Below is the data. Give it again, complete and exact.

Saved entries
╔══

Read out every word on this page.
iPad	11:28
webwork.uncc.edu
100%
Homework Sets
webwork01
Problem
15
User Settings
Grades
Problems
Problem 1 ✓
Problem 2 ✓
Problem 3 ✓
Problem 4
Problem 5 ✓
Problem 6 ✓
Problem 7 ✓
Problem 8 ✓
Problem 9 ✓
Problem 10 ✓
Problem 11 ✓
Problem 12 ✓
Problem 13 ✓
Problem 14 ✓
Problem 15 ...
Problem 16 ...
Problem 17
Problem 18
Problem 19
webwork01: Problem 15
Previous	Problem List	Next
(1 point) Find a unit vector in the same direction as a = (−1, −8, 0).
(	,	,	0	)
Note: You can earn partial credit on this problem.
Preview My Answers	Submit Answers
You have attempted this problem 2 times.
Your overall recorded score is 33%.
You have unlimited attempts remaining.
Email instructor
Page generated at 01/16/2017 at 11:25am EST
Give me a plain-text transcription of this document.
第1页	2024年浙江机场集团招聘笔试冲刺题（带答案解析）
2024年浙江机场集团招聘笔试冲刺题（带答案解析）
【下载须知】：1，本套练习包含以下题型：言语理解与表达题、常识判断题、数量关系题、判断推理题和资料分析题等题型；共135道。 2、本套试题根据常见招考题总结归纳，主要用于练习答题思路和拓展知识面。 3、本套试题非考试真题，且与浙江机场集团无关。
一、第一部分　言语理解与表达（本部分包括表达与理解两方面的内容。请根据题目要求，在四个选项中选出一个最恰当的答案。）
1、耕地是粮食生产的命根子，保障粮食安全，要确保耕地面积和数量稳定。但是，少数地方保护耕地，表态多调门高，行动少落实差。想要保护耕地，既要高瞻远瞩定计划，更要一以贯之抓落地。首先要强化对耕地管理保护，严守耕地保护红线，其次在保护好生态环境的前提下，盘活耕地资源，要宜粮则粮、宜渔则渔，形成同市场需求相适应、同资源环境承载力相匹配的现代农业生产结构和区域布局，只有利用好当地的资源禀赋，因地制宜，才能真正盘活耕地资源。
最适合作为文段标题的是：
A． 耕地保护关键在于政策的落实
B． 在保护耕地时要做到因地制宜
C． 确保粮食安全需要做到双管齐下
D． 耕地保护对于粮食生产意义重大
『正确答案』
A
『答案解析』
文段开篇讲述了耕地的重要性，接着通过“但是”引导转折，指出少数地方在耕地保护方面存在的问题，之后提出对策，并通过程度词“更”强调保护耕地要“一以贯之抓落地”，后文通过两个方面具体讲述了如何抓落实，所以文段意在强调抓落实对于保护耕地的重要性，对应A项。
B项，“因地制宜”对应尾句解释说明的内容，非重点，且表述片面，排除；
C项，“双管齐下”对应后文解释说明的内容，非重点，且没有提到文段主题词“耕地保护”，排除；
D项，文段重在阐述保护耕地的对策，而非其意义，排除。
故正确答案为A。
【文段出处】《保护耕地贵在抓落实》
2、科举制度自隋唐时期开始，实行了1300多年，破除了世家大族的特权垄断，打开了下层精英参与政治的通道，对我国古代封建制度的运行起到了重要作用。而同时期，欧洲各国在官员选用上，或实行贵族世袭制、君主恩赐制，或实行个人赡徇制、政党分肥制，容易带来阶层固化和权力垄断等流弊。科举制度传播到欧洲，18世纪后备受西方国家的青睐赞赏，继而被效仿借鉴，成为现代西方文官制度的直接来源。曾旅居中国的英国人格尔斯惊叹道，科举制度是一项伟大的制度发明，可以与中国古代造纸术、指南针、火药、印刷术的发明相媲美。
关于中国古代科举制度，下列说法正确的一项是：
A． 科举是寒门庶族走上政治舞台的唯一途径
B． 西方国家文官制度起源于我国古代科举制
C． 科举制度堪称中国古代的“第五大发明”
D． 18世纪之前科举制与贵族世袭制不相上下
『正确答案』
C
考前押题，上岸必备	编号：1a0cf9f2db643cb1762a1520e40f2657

╚══

**RESULT FOR THIS TASK:**
Read out every word on this page.
iPad	11:28
webwork.uncc.edu
100%
Homework Sets
webwork01
Problem
15
User Settings
Grades
Problems
Problem 1 ✓
Problem 2 ✓
Problem 3 ✓
Problem 4
Problem 5 ✓
Problem 6 ✓
Problem 7 ✓
Problem 8 ✓
Problem 9 ✓
Problem 10 ✓
Problem 11 ✓
Problem 12 ✓
Problem 13 ✓
Problem 14 ✓
Problem 15 ...
Problem 16 ...
Problem 17
Problem 18
Problem 19
webwork01: Problem 15
Previous	Problem List	Next
(1 point) Find a unit vector in the same direction as a = (−1, −8, 0).
(	,	,	0	)
Note: You can earn partial credit on this problem.
Preview My Answers	Submit Answers
You have attempted this problem 2 times.
Your overall recorded score is 33%.
You have unlimited attempts remaining.
Email instructor
Page generated at 01/16/2017 at 11:25am EST
Give me a plain-text transcription of this document.
第1页	2024年浙江机场集团招聘笔试冲刺题（带答案解析）
2024年浙江机场集团招聘笔试冲刺题（带答案解析）
【下载须知】：1，本套练习包含以下题型：言语理解与表达题、常识判断题、数量关系题、判断推理题和资料分析题等题型；共135道。 2、本套试题根据常见招考题总结归纳，主要用于练习答题思路和拓展知识面。 3、本套试题非考试真题，且与浙江机场集团无关。
一、第一部分　言语理解与表达（本部分包括表达与理解两方面的内容。请根据题目要求，在四个选项中选出一个最恰当的答案。）
1、耕地是粮食生产的命根子，保障粮食安全，要确保耕地面积和数量稳定。但是，少数地方保护耕地，表态多调门高，行动少落实差。想要保护耕地，既要高瞻远瞩定计划，更要一以贯之抓落地。首先要强化对耕地管理保护，严守耕地保护红线，其次在保护好生态环境的前提下，盘活耕地资源，要宜粮则粮、宜渔则渔，形成同市场需求相适应、同资源环境承载力相匹配的现代农业生产结构和区域布局，只有利用好当地的资源禀赋，因地制宜，才能真正盘活耕地资源。
最适合作为文段标题的是：
A． 耕地保护关键在于政策的落实
B． 在保护耕地时要做到因地制宜
C． 确保粮食安全需要做到双管齐下
D． 耕地保护对于粮食生产意义重大
『正确答案』
A
『答案解析』
文段开篇讲述了耕地的重要性，接着通过“但是”引导转折，指出少数地方在耕地保护方面存在的问题，之后提出对策，并通过程度词“更”强调保护耕地要“一以贯之抓落地”，后文通过两个方面具体讲述了如何抓落实，所以文段意在强调抓落实对于保护耕地的重要性，对应A项。
B项，“因地制宜”对应尾句解释说明的内容，非重点，且表述片面，排除；
C项，“双管齐下”对应后文解释说明的内容，非重点，且没有提到文段主题词“耕地保护”，排除；
D项，文段重在阐述保护耕地的对策，而非其意义，排除。
故正确答案为A。
【文段出处】《保护耕地贵在抓落实》
2、科举制度自隋唐时期开始，实行了1300多年，破除了世家大族的特权垄断，打开了下层精英参与政治的通道，对我国古代封建制度的运行起到了重要作用。而同时期，欧洲各国在官员选用上，或实行贵族世袭制、君主恩赐制，或实行个人赡徇制、政党分肥制，容易带来阶层固化和权力垄断等流弊。科举制度传播到欧洲，18世纪后备受西方国家的青睐赞赏，继而被效仿借鉴，成为现代西方文官制度的直接来源。曾旅居中国的英国人格尔斯惊叹道，科举制度是一项伟大的制度发明，可以与中国古代造纸术、指南针、火药、印刷术的发明相媲美。
关于中国古代科举制度，下列说法正确的一项是：
A． 科举是寒门庶族走上政治舞台的唯一途径
B． 西方国家文官制度起源于我国古代科举制
C． 科举制度堪称中国古代的“第五大发明”
D． 18世纪之前科举制与贵族世袭制不相上下
『正确答案』
C
考前押题，上岸必备	编号：1a0cf9f2db643cb1762a1520e40f2657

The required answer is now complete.